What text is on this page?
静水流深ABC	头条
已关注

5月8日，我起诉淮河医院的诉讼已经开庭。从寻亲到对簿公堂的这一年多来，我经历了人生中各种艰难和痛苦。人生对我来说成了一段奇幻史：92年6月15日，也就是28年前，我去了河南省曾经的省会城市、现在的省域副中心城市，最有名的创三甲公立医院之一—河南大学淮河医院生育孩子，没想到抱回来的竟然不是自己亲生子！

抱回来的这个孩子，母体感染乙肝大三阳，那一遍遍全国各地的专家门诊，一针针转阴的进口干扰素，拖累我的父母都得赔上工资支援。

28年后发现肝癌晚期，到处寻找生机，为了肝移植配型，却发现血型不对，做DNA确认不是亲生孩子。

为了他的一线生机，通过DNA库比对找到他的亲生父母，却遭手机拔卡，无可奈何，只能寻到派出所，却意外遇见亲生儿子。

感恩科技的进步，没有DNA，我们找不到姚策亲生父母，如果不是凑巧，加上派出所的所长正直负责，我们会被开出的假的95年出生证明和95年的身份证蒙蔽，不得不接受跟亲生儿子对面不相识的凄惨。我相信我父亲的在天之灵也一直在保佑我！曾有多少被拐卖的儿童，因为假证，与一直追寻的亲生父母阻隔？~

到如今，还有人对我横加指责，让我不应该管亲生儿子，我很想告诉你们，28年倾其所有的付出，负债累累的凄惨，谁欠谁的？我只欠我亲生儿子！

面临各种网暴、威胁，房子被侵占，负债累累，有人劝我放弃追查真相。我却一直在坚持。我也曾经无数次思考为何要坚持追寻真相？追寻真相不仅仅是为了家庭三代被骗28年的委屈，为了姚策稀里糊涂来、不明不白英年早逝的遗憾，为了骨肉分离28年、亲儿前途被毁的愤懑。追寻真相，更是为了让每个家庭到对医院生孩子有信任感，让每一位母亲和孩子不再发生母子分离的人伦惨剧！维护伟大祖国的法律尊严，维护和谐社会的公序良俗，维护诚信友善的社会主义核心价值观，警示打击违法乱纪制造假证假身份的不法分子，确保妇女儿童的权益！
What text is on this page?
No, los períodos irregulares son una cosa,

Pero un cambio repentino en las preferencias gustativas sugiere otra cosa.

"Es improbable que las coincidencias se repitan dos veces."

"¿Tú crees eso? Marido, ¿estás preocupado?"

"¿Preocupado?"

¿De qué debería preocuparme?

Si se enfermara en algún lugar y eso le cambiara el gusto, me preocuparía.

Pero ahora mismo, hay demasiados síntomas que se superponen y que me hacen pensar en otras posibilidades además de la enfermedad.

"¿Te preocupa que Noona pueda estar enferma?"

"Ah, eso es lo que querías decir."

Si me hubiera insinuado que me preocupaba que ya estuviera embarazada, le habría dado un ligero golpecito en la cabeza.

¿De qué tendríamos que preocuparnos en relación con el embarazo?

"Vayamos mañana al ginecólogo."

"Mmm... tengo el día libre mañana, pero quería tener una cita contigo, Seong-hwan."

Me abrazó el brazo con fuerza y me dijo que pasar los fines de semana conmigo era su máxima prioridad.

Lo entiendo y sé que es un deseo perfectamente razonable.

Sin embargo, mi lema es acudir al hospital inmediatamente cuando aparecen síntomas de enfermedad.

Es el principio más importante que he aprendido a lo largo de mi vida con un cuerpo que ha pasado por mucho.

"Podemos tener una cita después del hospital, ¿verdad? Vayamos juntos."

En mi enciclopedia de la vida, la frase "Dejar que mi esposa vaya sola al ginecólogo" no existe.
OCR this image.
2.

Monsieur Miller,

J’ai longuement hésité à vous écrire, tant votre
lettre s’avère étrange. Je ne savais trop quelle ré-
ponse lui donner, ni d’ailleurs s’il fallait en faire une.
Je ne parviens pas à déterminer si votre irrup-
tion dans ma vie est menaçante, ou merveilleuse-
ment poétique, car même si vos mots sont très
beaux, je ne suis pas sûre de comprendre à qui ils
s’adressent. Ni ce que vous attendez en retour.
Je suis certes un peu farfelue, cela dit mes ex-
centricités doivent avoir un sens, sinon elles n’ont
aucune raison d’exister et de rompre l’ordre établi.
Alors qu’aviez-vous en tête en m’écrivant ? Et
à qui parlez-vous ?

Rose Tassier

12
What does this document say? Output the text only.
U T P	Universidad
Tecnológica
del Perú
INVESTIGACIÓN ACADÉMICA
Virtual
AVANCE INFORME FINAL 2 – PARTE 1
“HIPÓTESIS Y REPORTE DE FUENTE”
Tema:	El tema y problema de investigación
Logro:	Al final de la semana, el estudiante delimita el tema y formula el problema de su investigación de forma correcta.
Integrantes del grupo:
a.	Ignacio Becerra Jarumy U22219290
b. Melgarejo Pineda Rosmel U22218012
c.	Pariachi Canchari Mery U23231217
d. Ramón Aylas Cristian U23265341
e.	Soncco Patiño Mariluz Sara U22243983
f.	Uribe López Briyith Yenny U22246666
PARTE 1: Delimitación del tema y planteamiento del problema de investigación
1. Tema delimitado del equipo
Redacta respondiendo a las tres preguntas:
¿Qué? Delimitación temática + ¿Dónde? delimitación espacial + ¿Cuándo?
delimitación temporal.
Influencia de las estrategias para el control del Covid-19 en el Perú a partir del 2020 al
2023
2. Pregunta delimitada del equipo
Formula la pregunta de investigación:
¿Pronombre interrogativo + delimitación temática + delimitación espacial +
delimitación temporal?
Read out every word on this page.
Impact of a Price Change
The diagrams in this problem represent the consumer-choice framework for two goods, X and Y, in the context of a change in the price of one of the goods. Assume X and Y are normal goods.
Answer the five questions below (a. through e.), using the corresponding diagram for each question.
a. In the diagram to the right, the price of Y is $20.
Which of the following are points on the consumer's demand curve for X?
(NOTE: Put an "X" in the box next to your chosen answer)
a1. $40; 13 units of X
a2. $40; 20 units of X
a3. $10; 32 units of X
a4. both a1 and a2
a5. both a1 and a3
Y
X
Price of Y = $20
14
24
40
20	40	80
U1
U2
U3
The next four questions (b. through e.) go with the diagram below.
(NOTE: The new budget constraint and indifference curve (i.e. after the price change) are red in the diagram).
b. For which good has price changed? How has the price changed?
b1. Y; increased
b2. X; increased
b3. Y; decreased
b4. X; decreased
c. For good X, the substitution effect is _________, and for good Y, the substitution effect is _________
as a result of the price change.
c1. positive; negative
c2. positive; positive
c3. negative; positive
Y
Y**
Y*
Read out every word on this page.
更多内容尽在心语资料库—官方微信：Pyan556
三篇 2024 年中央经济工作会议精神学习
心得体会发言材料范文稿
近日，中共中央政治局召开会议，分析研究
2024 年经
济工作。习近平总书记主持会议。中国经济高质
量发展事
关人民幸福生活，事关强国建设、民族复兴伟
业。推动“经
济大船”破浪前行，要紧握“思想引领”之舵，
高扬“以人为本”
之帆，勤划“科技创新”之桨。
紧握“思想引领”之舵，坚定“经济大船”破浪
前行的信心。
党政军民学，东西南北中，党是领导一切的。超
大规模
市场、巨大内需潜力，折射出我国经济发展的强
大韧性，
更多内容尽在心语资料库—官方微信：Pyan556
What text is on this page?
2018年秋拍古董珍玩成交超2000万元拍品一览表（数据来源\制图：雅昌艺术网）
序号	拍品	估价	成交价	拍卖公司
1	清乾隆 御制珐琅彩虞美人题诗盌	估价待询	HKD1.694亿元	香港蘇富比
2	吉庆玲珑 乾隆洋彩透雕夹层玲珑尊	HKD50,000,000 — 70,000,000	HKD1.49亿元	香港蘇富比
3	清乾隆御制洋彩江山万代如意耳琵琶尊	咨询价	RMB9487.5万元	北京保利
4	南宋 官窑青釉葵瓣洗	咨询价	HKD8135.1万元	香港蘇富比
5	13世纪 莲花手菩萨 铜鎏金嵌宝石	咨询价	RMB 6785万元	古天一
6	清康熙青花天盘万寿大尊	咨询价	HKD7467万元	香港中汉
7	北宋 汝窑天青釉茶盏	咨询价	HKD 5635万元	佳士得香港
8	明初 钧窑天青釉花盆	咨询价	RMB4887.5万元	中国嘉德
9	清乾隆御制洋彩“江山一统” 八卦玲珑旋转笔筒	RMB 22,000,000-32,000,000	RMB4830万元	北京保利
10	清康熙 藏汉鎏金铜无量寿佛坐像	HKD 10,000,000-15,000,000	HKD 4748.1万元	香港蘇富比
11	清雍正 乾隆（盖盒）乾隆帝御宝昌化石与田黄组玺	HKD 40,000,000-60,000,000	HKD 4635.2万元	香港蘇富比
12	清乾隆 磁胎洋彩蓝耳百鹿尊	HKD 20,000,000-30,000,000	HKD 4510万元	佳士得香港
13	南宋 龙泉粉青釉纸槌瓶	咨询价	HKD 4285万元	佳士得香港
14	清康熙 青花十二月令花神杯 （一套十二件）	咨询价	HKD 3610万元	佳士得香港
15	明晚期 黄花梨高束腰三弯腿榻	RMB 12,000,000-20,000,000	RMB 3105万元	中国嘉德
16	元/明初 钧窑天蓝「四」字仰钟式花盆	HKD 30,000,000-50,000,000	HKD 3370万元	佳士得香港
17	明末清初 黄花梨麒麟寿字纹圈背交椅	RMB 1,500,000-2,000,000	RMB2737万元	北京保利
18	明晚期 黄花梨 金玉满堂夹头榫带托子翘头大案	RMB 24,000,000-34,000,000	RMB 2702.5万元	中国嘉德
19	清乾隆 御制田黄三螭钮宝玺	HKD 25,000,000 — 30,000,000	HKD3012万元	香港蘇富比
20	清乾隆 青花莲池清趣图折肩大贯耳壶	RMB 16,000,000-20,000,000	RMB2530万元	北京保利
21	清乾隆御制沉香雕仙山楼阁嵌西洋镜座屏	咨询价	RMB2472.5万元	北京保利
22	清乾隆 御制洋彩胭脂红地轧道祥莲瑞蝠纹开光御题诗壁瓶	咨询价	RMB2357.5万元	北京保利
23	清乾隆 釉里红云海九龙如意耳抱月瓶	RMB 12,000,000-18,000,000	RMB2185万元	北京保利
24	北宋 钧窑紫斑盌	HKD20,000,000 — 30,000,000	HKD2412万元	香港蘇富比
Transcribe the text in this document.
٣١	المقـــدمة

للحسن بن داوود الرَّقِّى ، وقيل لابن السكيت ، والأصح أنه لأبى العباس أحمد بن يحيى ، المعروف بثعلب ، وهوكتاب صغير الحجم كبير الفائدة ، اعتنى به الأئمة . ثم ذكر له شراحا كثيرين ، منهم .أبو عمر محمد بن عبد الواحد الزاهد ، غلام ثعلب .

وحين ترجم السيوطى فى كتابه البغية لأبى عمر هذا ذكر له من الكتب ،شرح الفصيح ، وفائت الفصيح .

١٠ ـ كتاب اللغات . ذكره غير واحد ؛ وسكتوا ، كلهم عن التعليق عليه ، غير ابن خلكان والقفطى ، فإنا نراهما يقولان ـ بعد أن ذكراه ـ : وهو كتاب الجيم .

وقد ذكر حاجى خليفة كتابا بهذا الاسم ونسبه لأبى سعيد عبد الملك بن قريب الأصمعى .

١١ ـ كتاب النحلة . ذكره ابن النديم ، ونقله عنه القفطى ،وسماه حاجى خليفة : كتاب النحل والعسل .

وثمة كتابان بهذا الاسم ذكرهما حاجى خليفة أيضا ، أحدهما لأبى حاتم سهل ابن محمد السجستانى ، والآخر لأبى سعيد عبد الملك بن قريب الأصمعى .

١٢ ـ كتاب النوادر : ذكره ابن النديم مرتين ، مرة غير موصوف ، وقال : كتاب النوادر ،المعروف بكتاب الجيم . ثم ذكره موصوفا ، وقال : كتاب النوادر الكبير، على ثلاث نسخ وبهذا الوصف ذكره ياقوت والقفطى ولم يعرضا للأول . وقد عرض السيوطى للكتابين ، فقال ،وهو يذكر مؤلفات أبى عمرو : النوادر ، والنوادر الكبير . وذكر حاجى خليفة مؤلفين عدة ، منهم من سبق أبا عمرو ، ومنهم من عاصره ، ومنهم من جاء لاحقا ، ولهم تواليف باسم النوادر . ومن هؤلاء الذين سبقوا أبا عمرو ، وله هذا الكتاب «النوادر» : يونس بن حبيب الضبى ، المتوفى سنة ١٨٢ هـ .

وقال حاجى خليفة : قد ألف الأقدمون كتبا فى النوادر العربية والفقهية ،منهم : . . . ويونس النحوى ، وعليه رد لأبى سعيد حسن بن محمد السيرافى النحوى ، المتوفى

• Your instructions: Your answer should be a single number: the count of lines in the material above that contain "curve".

• The output: 2